Material supplied |
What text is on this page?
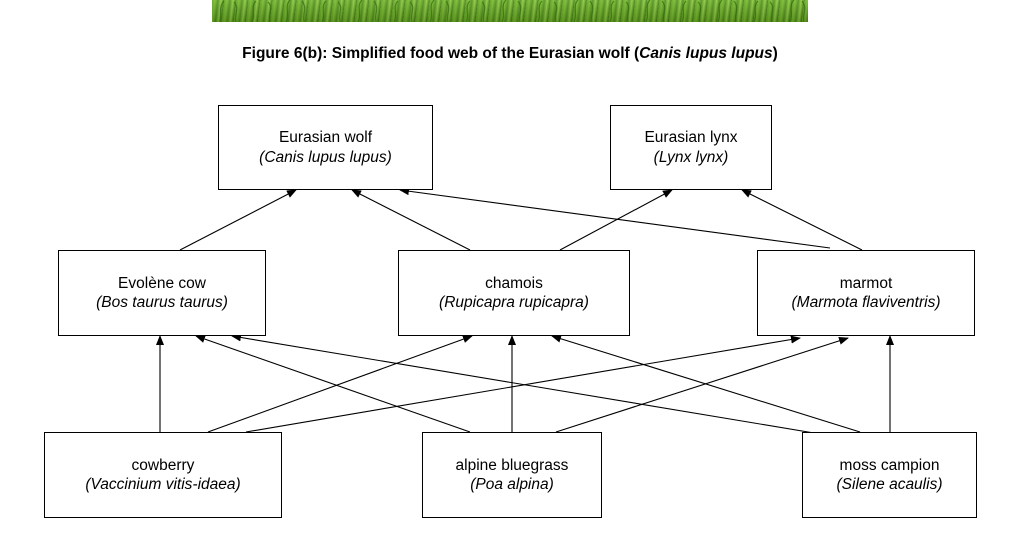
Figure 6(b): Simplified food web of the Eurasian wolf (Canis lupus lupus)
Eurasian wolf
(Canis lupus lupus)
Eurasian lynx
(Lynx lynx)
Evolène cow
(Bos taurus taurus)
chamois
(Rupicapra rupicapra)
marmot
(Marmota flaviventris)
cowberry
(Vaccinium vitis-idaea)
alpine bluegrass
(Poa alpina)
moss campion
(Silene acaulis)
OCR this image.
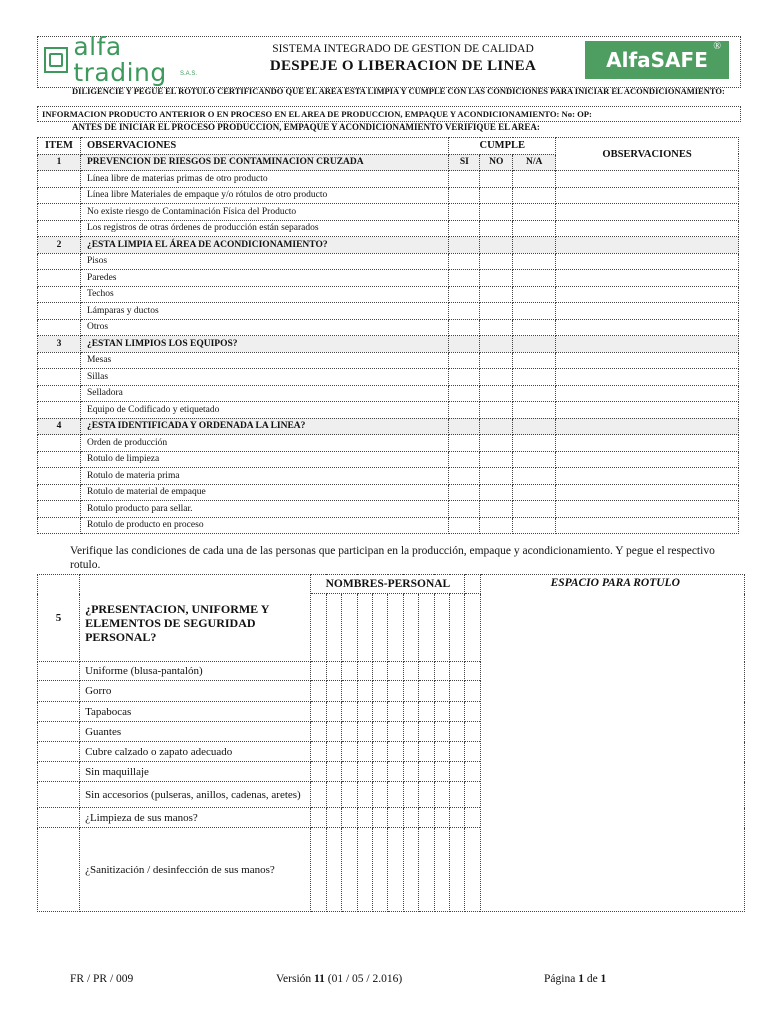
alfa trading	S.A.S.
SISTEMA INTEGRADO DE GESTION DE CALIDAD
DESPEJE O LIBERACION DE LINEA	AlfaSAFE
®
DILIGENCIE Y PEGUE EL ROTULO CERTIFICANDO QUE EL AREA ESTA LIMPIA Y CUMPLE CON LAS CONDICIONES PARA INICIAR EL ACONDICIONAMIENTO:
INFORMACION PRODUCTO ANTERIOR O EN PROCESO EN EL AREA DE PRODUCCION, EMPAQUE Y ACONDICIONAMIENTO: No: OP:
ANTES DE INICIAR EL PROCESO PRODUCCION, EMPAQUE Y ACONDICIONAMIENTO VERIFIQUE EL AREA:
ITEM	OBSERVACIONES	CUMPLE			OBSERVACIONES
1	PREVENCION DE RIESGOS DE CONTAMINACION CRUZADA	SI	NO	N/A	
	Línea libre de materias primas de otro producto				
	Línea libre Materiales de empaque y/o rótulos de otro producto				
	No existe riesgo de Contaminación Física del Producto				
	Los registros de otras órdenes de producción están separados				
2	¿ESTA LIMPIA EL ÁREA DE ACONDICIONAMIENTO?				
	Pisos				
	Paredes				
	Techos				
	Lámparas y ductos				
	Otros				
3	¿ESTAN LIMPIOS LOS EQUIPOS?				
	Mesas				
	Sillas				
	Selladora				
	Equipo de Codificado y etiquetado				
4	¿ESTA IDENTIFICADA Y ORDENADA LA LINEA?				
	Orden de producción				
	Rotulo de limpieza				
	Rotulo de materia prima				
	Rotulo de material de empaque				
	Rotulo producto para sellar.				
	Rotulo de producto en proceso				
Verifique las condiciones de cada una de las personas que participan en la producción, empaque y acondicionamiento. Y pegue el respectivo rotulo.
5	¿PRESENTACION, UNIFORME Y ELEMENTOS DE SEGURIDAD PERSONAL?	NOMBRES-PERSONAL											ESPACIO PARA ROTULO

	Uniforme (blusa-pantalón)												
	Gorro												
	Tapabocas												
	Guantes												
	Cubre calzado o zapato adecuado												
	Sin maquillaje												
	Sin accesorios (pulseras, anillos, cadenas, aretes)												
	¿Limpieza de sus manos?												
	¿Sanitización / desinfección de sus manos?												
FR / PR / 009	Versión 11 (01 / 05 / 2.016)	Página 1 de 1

Stated goal | Using the listing above, locate the lines that hold "lupus" and copy each one.

Exercise output |
Figure 6(b): Simplified food web of the Eurasian wolf (Canis lupus lupus)
(Canis lupus lupus)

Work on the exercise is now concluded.